» **Task objective**
Answer with nothing but a number: how many lines include the word "DISTORTION"?

Dataset rows
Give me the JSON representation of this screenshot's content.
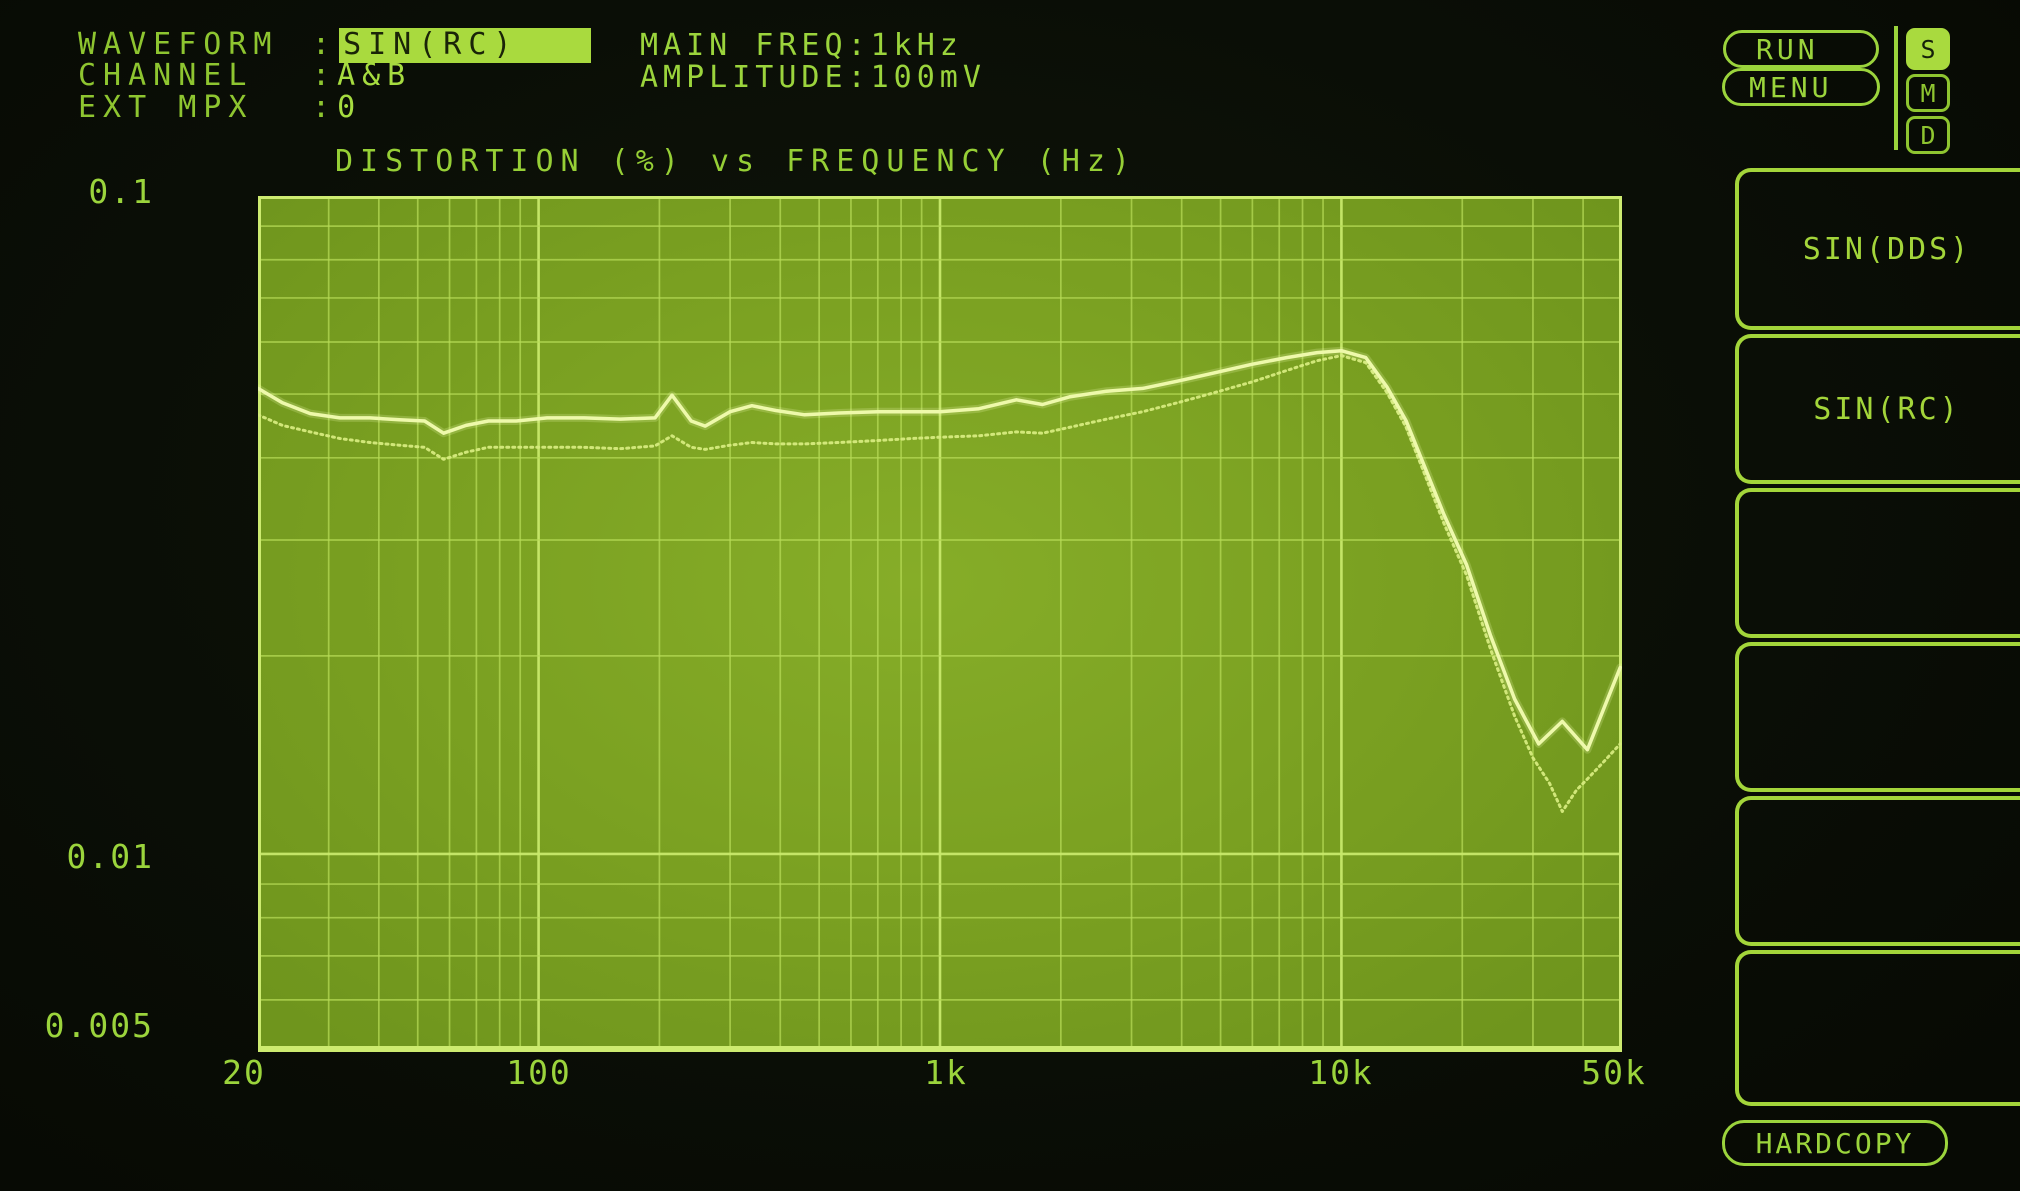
{
  "screen": {
    "bg": "#0a0e06",
    "text_green": "#9bd43c",
    "dim_green": "#8ec530",
    "highlight_bg": "#a9da3e",
    "highlight_text": "#1a2408",
    "plot_bg": "#7aa021",
    "grid_minor": "#b7dc57",
    "grid_major": "#c8e96b",
    "border": "#cdeb70",
    "trace_a": "#eef9ab",
    "trace_b": "#d6eb7e"
  },
  "header": {
    "left_fields": [
      {
        "label": "WAVEFORM",
        "colon": ":",
        "value": "SIN(RC)",
        "highlighted": true
      },
      {
        "label": "CHANNEL",
        "colon": ":",
        "value": "A&B",
        "highlighted": false
      },
      {
        "label": "EXT MPX",
        "colon": ":",
        "value": "0",
        "highlighted": false
      }
    ],
    "center_fields": [
      {
        "label": "MAIN FREQ",
        "colon": ":",
        "value": "1kHz"
      },
      {
        "label": "AMPLITUDE",
        "colon": ":",
        "value": "100mV"
      }
    ],
    "run_button": "RUN",
    "menu_button": "MENU",
    "indicators": [
      {
        "label": "S",
        "active": true
      },
      {
        "label": "M",
        "active": false
      },
      {
        "label": "D",
        "active": false
      }
    ]
  },
  "side_menu": {
    "items": [
      {
        "label": "SIN(DDS)"
      },
      {
        "label": "SIN(RC)"
      },
      {
        "label": ""
      },
      {
        "label": ""
      },
      {
        "label": ""
      },
      {
        "label": ""
      }
    ],
    "hardcopy": "HARDCOPY"
  },
  "chart_data": {
    "type": "line",
    "title": "DISTORTION (%) vs FREQUENCY (Hz)",
    "xlabel": "FREQUENCY (Hz)",
    "ylabel": "DISTORTION (%)",
    "x_scale": "log",
    "y_scale": "log",
    "xlim": [
      20,
      50000
    ],
    "ylim": [
      0.005,
      0.1
    ],
    "grid": true,
    "legend_position": "none",
    "x_ticks": [
      {
        "value": 20,
        "label": "20"
      },
      {
        "value": 100,
        "label": "100"
      },
      {
        "value": 1000,
        "label": "1k"
      },
      {
        "value": 10000,
        "label": "10k"
      },
      {
        "value": 50000,
        "label": "50k"
      }
    ],
    "y_ticks": [
      {
        "value": 0.1,
        "label": "0.1"
      },
      {
        "value": 0.01,
        "label": "0.01"
      },
      {
        "value": 0.005,
        "label": "0.005"
      }
    ],
    "series": [
      {
        "name": "channel-A",
        "style": "solid",
        "points": [
          [
            20,
            0.051
          ],
          [
            23,
            0.0485
          ],
          [
            27,
            0.0467
          ],
          [
            32,
            0.046
          ],
          [
            38,
            0.046
          ],
          [
            45,
            0.0457
          ],
          [
            52,
            0.0455
          ],
          [
            58,
            0.0436
          ],
          [
            66,
            0.0448
          ],
          [
            75,
            0.0455
          ],
          [
            88,
            0.0455
          ],
          [
            105,
            0.046
          ],
          [
            130,
            0.046
          ],
          [
            160,
            0.0458
          ],
          [
            195,
            0.046
          ],
          [
            215,
            0.0498
          ],
          [
            240,
            0.0455
          ],
          [
            260,
            0.0447
          ],
          [
            300,
            0.047
          ],
          [
            340,
            0.048
          ],
          [
            390,
            0.0472
          ],
          [
            460,
            0.0465
          ],
          [
            560,
            0.0468
          ],
          [
            700,
            0.047
          ],
          [
            850,
            0.047
          ],
          [
            1000,
            0.047
          ],
          [
            1250,
            0.0475
          ],
          [
            1550,
            0.049
          ],
          [
            1800,
            0.0482
          ],
          [
            2100,
            0.0495
          ],
          [
            2600,
            0.0505
          ],
          [
            3200,
            0.051
          ],
          [
            3900,
            0.0523
          ],
          [
            4800,
            0.0538
          ],
          [
            6000,
            0.0555
          ],
          [
            7300,
            0.0568
          ],
          [
            8700,
            0.0578
          ],
          [
            10000,
            0.0582
          ],
          [
            11500,
            0.0568
          ],
          [
            13000,
            0.0512
          ],
          [
            14500,
            0.0455
          ],
          [
            16000,
            0.0392
          ],
          [
            18000,
            0.0328
          ],
          [
            20500,
            0.0275
          ],
          [
            23500,
            0.0215
          ],
          [
            27000,
            0.0172
          ],
          [
            31000,
            0.0147
          ],
          [
            35500,
            0.0159
          ],
          [
            41000,
            0.0144
          ],
          [
            49500,
            0.0192
          ]
        ]
      },
      {
        "name": "channel-B",
        "style": "dotted",
        "points": [
          [
            20,
            0.0465
          ],
          [
            23,
            0.0448
          ],
          [
            27,
            0.0438
          ],
          [
            32,
            0.0428
          ],
          [
            38,
            0.0422
          ],
          [
            45,
            0.0418
          ],
          [
            52,
            0.0415
          ],
          [
            58,
            0.0398
          ],
          [
            66,
            0.0408
          ],
          [
            75,
            0.0415
          ],
          [
            88,
            0.0415
          ],
          [
            105,
            0.0415
          ],
          [
            130,
            0.0415
          ],
          [
            160,
            0.0413
          ],
          [
            195,
            0.0417
          ],
          [
            215,
            0.0432
          ],
          [
            240,
            0.0415
          ],
          [
            260,
            0.0412
          ],
          [
            300,
            0.0418
          ],
          [
            340,
            0.0422
          ],
          [
            390,
            0.042
          ],
          [
            460,
            0.042
          ],
          [
            560,
            0.0422
          ],
          [
            700,
            0.0425
          ],
          [
            850,
            0.0428
          ],
          [
            1000,
            0.043
          ],
          [
            1250,
            0.0432
          ],
          [
            1550,
            0.0438
          ],
          [
            1800,
            0.0436
          ],
          [
            2100,
            0.0445
          ],
          [
            2600,
            0.0458
          ],
          [
            3200,
            0.047
          ],
          [
            3900,
            0.0485
          ],
          [
            4800,
            0.0502
          ],
          [
            6000,
            0.0522
          ],
          [
            7300,
            0.0543
          ],
          [
            8700,
            0.0562
          ],
          [
            10000,
            0.0572
          ],
          [
            11500,
            0.0558
          ],
          [
            13000,
            0.0502
          ],
          [
            14500,
            0.0445
          ],
          [
            16000,
            0.0382
          ],
          [
            18000,
            0.0318
          ],
          [
            20500,
            0.0265
          ],
          [
            23500,
            0.0205
          ],
          [
            27000,
            0.0162
          ],
          [
            30000,
            0.014
          ],
          [
            33000,
            0.0128
          ],
          [
            35500,
            0.0116
          ],
          [
            38500,
            0.0125
          ],
          [
            41000,
            0.013
          ],
          [
            45000,
            0.0138
          ],
          [
            49500,
            0.0147
          ]
        ]
      }
    ]
  }
}
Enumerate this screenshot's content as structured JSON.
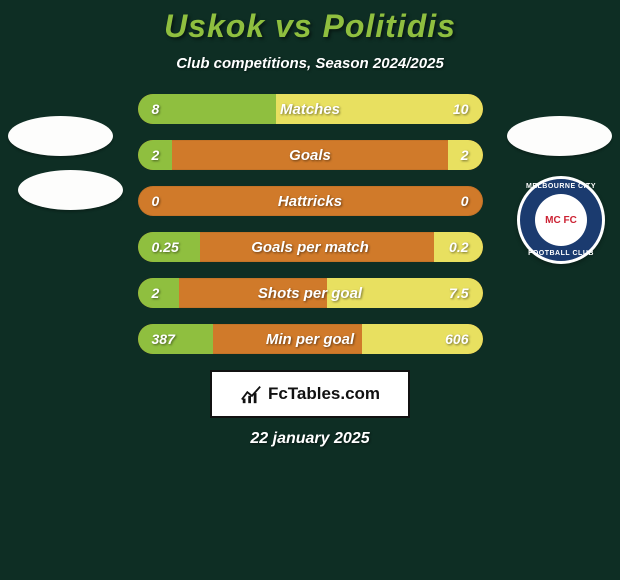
{
  "colors": {
    "background": "#0e2e24",
    "title": "#8fbf3f",
    "subtitle": "#ffffff",
    "text": "#ffffff",
    "row_bg": "#d07a2a",
    "fill_left": "#8fbf3f",
    "fill_right": "#e8e060"
  },
  "title": "Uskok vs Politidis",
  "subtitle": "Club competitions, Season 2024/2025",
  "badge": {
    "top_text": "MELBOURNE CITY",
    "bottom_text": "FOOTBALL CLUB",
    "center": "MC FC"
  },
  "stats": [
    {
      "label": "Matches",
      "left_val": "8",
      "right_val": "10",
      "left_pct": 40,
      "right_pct": 60
    },
    {
      "label": "Goals",
      "left_val": "2",
      "right_val": "2",
      "left_pct": 10,
      "right_pct": 10
    },
    {
      "label": "Hattricks",
      "left_val": "0",
      "right_val": "0",
      "left_pct": 0,
      "right_pct": 0
    },
    {
      "label": "Goals per match",
      "left_val": "0.25",
      "right_val": "0.2",
      "left_pct": 18,
      "right_pct": 14
    },
    {
      "label": "Shots per goal",
      "left_val": "2",
      "right_val": "7.5",
      "left_pct": 12,
      "right_pct": 45
    },
    {
      "label": "Min per goal",
      "left_val": "387",
      "right_val": "606",
      "left_pct": 22,
      "right_pct": 35
    }
  ],
  "branding": "FcTables.com",
  "date": "22 january 2025"
}
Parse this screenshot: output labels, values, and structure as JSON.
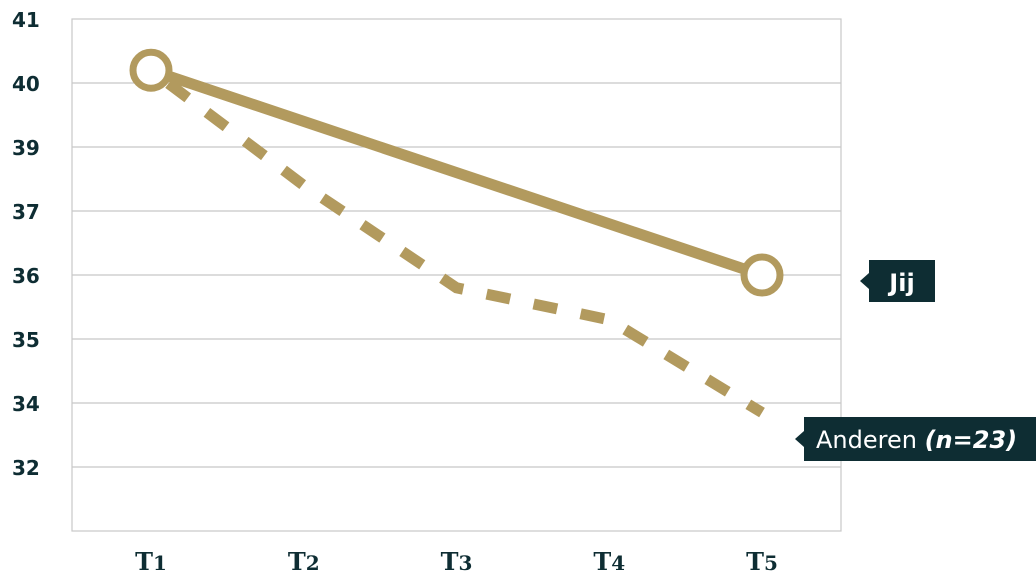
{
  "chart_data": {
    "type": "line",
    "categories": [
      "T1",
      "T2",
      "T3",
      "T4",
      "T5"
    ],
    "category_labels": [
      {
        "main": "T",
        "sub": "1"
      },
      {
        "main": "T",
        "sub": "2"
      },
      {
        "main": "T",
        "sub": "3"
      },
      {
        "main": "T",
        "sub": "4"
      },
      {
        "main": "T",
        "sub": "5"
      }
    ],
    "y_ticks": [
      "41",
      "40",
      "39",
      "37",
      "36",
      "35",
      "34",
      "32"
    ],
    "series": [
      {
        "name": "Jij",
        "style": "solid",
        "markers": "first-last",
        "points": [
          {
            "x": 1,
            "y": "40.2"
          },
          {
            "x": 5,
            "y": "36"
          }
        ]
      },
      {
        "name": "Anderen",
        "name_suffix": "(n=23)",
        "style": "dashed",
        "markers": "none",
        "points": [
          {
            "x": 1,
            "y": "40.2"
          },
          {
            "x": 2,
            "y": "37.8"
          },
          {
            "x": 3,
            "y": "35.8"
          },
          {
            "x": 4,
            "y": "35.3"
          },
          {
            "x": 5,
            "y": "33.7"
          }
        ]
      }
    ],
    "grid": true,
    "colors": {
      "series": "#b29a5e",
      "grid": "#c8c8c8",
      "axis_text": "#0e2d33",
      "label_bg": "#0e2d33",
      "label_text": "#ffffff"
    }
  }
}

» **The reply**
2